WRITTEN REQUEST:
Output the full listing word for word.

EXTRACTED RECORDS:
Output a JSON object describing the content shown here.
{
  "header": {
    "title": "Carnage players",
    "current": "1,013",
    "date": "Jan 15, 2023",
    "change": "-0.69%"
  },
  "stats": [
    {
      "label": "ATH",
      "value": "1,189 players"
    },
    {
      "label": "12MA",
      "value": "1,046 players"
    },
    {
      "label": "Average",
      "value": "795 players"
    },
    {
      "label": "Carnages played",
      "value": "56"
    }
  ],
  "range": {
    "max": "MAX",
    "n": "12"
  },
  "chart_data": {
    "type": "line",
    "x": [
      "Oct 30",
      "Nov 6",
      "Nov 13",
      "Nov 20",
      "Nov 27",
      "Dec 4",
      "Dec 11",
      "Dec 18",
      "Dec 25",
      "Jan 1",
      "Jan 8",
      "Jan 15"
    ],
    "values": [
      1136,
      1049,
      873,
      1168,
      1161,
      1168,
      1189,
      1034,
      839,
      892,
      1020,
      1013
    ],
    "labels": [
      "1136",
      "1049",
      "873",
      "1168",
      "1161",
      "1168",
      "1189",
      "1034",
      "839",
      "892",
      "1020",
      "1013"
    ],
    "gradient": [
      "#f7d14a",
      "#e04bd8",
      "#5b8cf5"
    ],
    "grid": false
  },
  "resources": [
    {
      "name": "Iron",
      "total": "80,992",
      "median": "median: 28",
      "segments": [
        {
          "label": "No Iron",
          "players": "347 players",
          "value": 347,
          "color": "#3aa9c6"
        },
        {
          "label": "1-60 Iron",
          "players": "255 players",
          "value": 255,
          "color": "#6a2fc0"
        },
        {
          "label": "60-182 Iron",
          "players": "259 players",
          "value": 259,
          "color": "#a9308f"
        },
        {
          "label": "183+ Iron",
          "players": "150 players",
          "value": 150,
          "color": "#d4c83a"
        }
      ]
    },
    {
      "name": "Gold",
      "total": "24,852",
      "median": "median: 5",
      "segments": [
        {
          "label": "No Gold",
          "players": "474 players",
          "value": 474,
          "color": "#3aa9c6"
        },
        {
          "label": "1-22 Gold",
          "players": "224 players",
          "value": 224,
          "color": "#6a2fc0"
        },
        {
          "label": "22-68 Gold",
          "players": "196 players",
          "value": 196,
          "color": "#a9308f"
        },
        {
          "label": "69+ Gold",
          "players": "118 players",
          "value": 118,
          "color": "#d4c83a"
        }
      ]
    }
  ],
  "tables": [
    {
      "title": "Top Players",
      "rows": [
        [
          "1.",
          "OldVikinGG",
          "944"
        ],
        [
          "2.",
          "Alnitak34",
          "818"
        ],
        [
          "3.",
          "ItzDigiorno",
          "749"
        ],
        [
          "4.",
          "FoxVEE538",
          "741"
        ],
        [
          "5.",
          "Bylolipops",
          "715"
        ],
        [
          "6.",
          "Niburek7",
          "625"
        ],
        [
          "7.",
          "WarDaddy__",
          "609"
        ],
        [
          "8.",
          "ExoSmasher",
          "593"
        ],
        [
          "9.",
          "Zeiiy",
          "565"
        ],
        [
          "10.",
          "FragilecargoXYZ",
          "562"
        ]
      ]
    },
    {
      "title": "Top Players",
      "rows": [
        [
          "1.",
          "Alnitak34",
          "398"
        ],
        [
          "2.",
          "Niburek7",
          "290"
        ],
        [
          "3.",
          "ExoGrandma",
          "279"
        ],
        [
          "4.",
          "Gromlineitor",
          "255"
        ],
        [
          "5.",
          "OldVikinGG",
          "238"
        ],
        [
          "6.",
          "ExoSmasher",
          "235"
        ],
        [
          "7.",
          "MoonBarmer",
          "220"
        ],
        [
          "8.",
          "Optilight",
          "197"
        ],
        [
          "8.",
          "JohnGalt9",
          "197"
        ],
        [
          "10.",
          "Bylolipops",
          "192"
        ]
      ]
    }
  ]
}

FINISHED ANSWER:
Output a JSON object describing the content shown here.
{
  "header": {
    "title": "Carnage players",
    "current": "1,013",
    "date": "Jan 15, 2023",
    "change": "-0.69%"
  },
  "stats": [
    {
      "label": "ATH",
      "value": "1,189 players"
    },
    {
      "label": "12MA",
      "value": "1,046 players"
    },
    {
      "label": "Average",
      "value": "795 players"
    },
    {
      "label": "Carnages played",
      "value": "56"
    }
  ],
  "range": {
    "max": "MAX",
    "n": "12"
  },
  "chart_data": {
    "type": "line",
    "x": [
      "Oct 30",
      "Nov 6",
      "Nov 13",
      "Nov 20",
      "Nov 27",
      "Dec 4",
      "Dec 11",
      "Dec 18",
      "Dec 25",
      "Jan 1",
      "Jan 8",
      "Jan 15"
    ],
    "values": [
      1136,
      1049,
      873,
      1168,
      1161,
      1168,
      1189,
      1034,
      839,
      892,
      1020,
      1013
    ],
    "labels": [
      "1136",
      "1049",
      "873",
      "1168",
      "1161",
      "1168",
      "1189",
      "1034",
      "839",
      "892",
      "1020",
      "1013"
    ],
    "gradient": [
      "#f7d14a",
      "#e04bd8",
      "#5b8cf5"
    ],
    "grid": false
  },
  "resources": [
    {
      "name": "Iron",
      "total": "80,992",
      "median": "median: 28",
      "segments": [
        {
          "label": "No Iron",
          "players": "347 players",
          "value": 347,
          "color": "#3aa9c6"
        },
        {
          "label": "1-60 Iron",
          "players": "255 players",
          "value": 255,
          "color": "#6a2fc0"
        },
        {
          "label": "60-182 Iron",
          "players": "259 players",
          "value": 259,
          "color": "#a9308f"
        },
        {
          "label": "183+ Iron",
          "players": "150 players",
          "value": 150,
          "color": "#d4c83a"
        }
      ]
    },
    {
      "name": "Gold",
      "total": "24,852",
      "median": "median: 5",
      "segments": [
        {
          "label": "No Gold",
          "players": "474 players",
          "value": 474,
          "color": "#3aa9c6"
        },
        {
          "label": "1-22 Gold",
          "players": "224 players",
          "value": 224,
          "color": "#6a2fc0"
        },
        {
          "label": "22-68 Gold",
          "players": "196 players",
          "value": 196,
          "color": "#a9308f"
        },
        {
          "label": "69+ Gold",
          "players": "118 players",
          "value": 118,
          "color": "#d4c83a"
        }
      ]
    }
  ],
  "tables": [
    {
      "title": "Top Players",
      "rows": [
        [
          "1.",
          "OldVikinGG",
          "944"
        ],
        [
          "2.",
          "Alnitak34",
          "818"
        ],
        [
          "3.",
          "ItzDigiorno",
          "749"
        ],
        [
          "4.",
          "FoxVEE538",
          "741"
        ],
        [
          "5.",
          "Bylolipops",
          "715"
        ],
        [
          "6.",
          "Niburek7",
          "625"
        ],
        [
          "7.",
          "WarDaddy__",
          "609"
        ],
        [
          "8.",
          "ExoSmasher",
          "593"
        ],
        [
          "9.",
          "Zeiiy",
          "565"
        ],
        [
          "10.",
          "FragilecargoXYZ",
          "562"
        ]
      ]
    },
    {
      "title": "Top Players",
      "rows": [
        [
          "1.",
          "Alnitak34",
          "398"
        ],
        [
          "2.",
          "Niburek7",
          "290"
        ],
        [
          "3.",
          "ExoGrandma",
          "279"
        ],
        [
          "4.",
          "Gromlineitor",
          "255"
        ],
        [
          "5.",
          "OldVikinGG",
          "238"
        ],
        [
          "6.",
          "ExoSmasher",
          "235"
        ],
        [
          "7.",
          "MoonBarmer",
          "220"
        ],
        [
          "8.",
          "Optilight",
          "197"
        ],
        [
          "8.",
          "JohnGalt9",
          "197"
        ],
        [
          "10.",
          "Bylolipops",
          "192"
        ]
      ]
    }
  ]
}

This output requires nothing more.